BEGIN Material for this task

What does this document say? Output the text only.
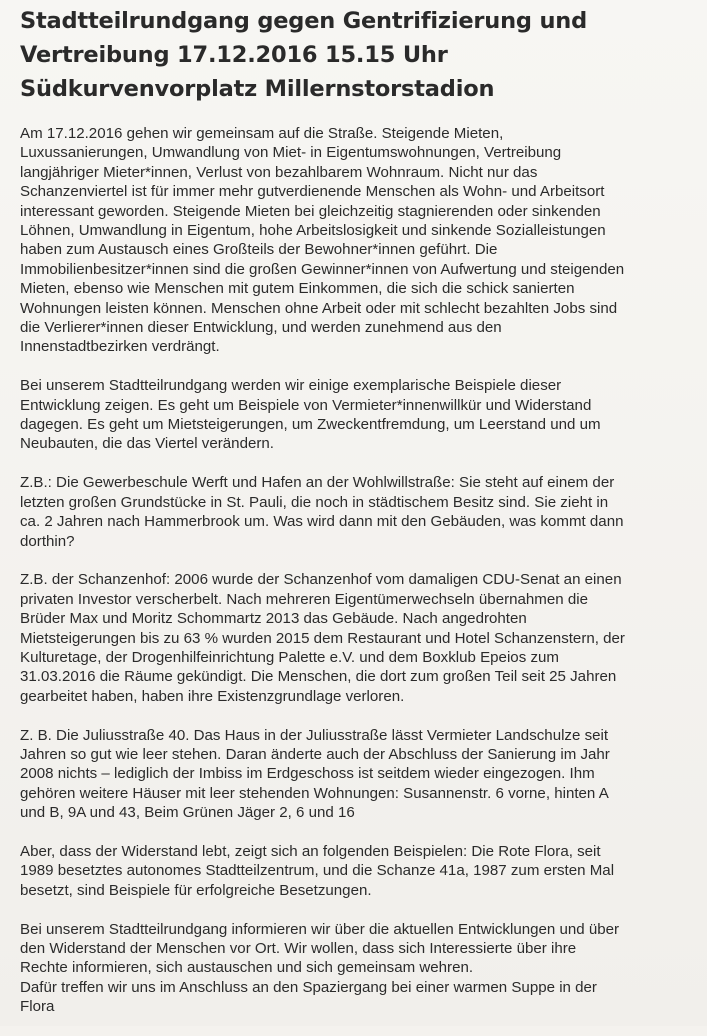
Stadtteilrundgang gegen Gentrifizierung und
Vertreibung 17.12.2016 15.15 Uhr
Südkurvenvorplatz Millernstorstadion

Am 17.12.2016 gehen wir gemeinsam auf die Straße. Steigende Mieten,
Luxussanierungen, Umwandlung von Miet- in Eigentumswohnungen, Vertreibung
langjähriger Mieter*innen, Verlust von bezahlbarem Wohnraum. Nicht nur das
Schanzenviertel ist für immer mehr gutverdienende Menschen als Wohn- und Arbeitsort
interessant geworden. Steigende Mieten bei gleichzeitig stagnierenden oder sinkenden
Löhnen, Umwandlung in Eigentum, hohe Arbeitslosigkeit und sinkende Sozialleistungen
haben zum Austausch eines Großteils der Bewohner*innen geführt. Die
Immobilienbesitzer*innen sind die großen Gewinner*innen von Aufwertung und steigenden
Mieten, ebenso wie Menschen mit gutem Einkommen, die sich die schick sanierten
Wohnungen leisten können. Menschen ohne Arbeit oder mit schlecht bezahlten Jobs sind
die Verlierer*innen dieser Entwicklung, und werden zunehmend aus den
Innenstadtbezirken verdrängt.

Bei unserem Stadtteilrundgang werden wir einige exemplarische Beispiele dieser
Entwicklung zeigen. Es geht um Beispiele von Vermieter*innenwillkür und Widerstand
dagegen. Es geht um Mietsteigerungen, um Zweckentfremdung, um Leerstand und um
Neubauten, die das Viertel verändern.

Z.B.: Die Gewerbeschule Werft und Hafen an der Wohlwillstraße: Sie steht auf einem der
letzten großen Grundstücke in St. Pauli, die noch in städtischem Besitz sind. Sie zieht in
ca. 2 Jahren nach Hammerbrook um. Was wird dann mit den Gebäuden, was kommt dann
dorthin?

Z.B. der Schanzenhof: 2006 wurde der Schanzenhof vom damaligen CDU-Senat an einen
privaten Investor verscherbelt. Nach mehreren Eigentümerwechseln übernahmen die
Brüder Max und Moritz Schommartz 2013 das Gebäude. Nach angedrohten
Mietsteigerungen bis zu 63 % wurden 2015 dem Restaurant und Hotel Schanzenstern, der
Kulturetage, der Drogenhilfeinrichtung Palette e.V. und dem Boxklub Epeios zum
31.03.2016 die Räume gekündigt. Die Menschen, die dort zum großen Teil seit 25 Jahren
gearbeitet haben, haben ihre Existenzgrundlage verloren.

Z. B. Die Juliusstraße 40. Das Haus in der Juliusstraße lässt Vermieter Landschulze seit
Jahren so gut wie leer stehen. Daran änderte auch der Abschluss der Sanierung im Jahr
2008 nichts – lediglich der Imbiss im Erdgeschoss ist seitdem wieder eingezogen. Ihm
gehören weitere Häuser mit leer stehenden Wohnungen: Susannenstr. 6 vorne, hinten A
und B, 9A und 43, Beim Grünen Jäger 2, 6 und 16

Aber, dass der Widerstand lebt, zeigt sich an folgenden Beispielen: Die Rote Flora, seit
1989 besetztes autonomes Stadtteilzentrum, und die Schanze 41a, 1987 zum ersten Mal
besetzt, sind Beispiele für erfolgreiche Besetzungen.

Bei unserem Stadtteilrundgang informieren wir über die aktuellen Entwicklungen und über
den Widerstand der Menschen vor Ort. Wir wollen, dass sich Interessierte über ihre
Rechte informieren, sich austauschen und sich gemeinsam wehren.
Dafür treffen wir uns im Anschluss an den Spaziergang bei einer warmen Suppe in der
Flora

END Material for this task

> **Job**
Copy out all the data without changing anything, and drop the pictures.

> **Reply to the exercise**
What does this document say? Output the text only.
Stadtteilrundgang gegen Gentrifizierung und
Vertreibung 17.12.2016 15.15 Uhr
Südkurvenvorplatz Millernstorstadion

Am 17.12.2016 gehen wir gemeinsam auf die Straße. Steigende Mieten,
Luxussanierungen, Umwandlung von Miet- in Eigentumswohnungen, Vertreibung
langjähriger Mieter*innen, Verlust von bezahlbarem Wohnraum. Nicht nur das
Schanzenviertel ist für immer mehr gutverdienende Menschen als Wohn- und Arbeitsort
interessant geworden. Steigende Mieten bei gleichzeitig stagnierenden oder sinkenden
Löhnen, Umwandlung in Eigentum, hohe Arbeitslosigkeit und sinkende Sozialleistungen
haben zum Austausch eines Großteils der Bewohner*innen geführt. Die
Immobilienbesitzer*innen sind die großen Gewinner*innen von Aufwertung und steigenden
Mieten, ebenso wie Menschen mit gutem Einkommen, die sich die schick sanierten
Wohnungen leisten können. Menschen ohne Arbeit oder mit schlecht bezahlten Jobs sind
die Verlierer*innen dieser Entwicklung, und werden zunehmend aus den
Innenstadtbezirken verdrängt.

Bei unserem Stadtteilrundgang werden wir einige exemplarische Beispiele dieser
Entwicklung zeigen. Es geht um Beispiele von Vermieter*innenwillkür und Widerstand
dagegen. Es geht um Mietsteigerungen, um Zweckentfremdung, um Leerstand und um
Neubauten, die das Viertel verändern.

Z.B.: Die Gewerbeschule Werft und Hafen an der Wohlwillstraße: Sie steht auf einem der
letzten großen Grundstücke in St. Pauli, die noch in städtischem Besitz sind. Sie zieht in
ca. 2 Jahren nach Hammerbrook um. Was wird dann mit den Gebäuden, was kommt dann
dorthin?

Z.B. der Schanzenhof: 2006 wurde der Schanzenhof vom damaligen CDU-Senat an einen
privaten Investor verscherbelt. Nach mehreren Eigentümerwechseln übernahmen die
Brüder Max und Moritz Schommartz 2013 das Gebäude. Nach angedrohten
Mietsteigerungen bis zu 63 % wurden 2015 dem Restaurant und Hotel Schanzenstern, der
Kulturetage, der Drogenhilfeinrichtung Palette e.V. und dem Boxklub Epeios zum
31.03.2016 die Räume gekündigt. Die Menschen, die dort zum großen Teil seit 25 Jahren
gearbeitet haben, haben ihre Existenzgrundlage verloren.

Z. B. Die Juliusstraße 40. Das Haus in der Juliusstraße lässt Vermieter Landschulze seit
Jahren so gut wie leer stehen. Daran änderte auch der Abschluss der Sanierung im Jahr
2008 nichts – lediglich der Imbiss im Erdgeschoss ist seitdem wieder eingezogen. Ihm
gehören weitere Häuser mit leer stehenden Wohnungen: Susannenstr. 6 vorne, hinten A
und B, 9A und 43, Beim Grünen Jäger 2, 6 und 16

Aber, dass der Widerstand lebt, zeigt sich an folgenden Beispielen: Die Rote Flora, seit
1989 besetztes autonomes Stadtteilzentrum, und die Schanze 41a, 1987 zum ersten Mal
besetzt, sind Beispiele für erfolgreiche Besetzungen.

Bei unserem Stadtteilrundgang informieren wir über die aktuellen Entwicklungen und über
den Widerstand der Menschen vor Ort. Wir wollen, dass sich Interessierte über ihre
Rechte informieren, sich austauschen und sich gemeinsam wehren.
Dafür treffen wir uns im Anschluss an den Spaziergang bei einer warmen Suppe in der
Flora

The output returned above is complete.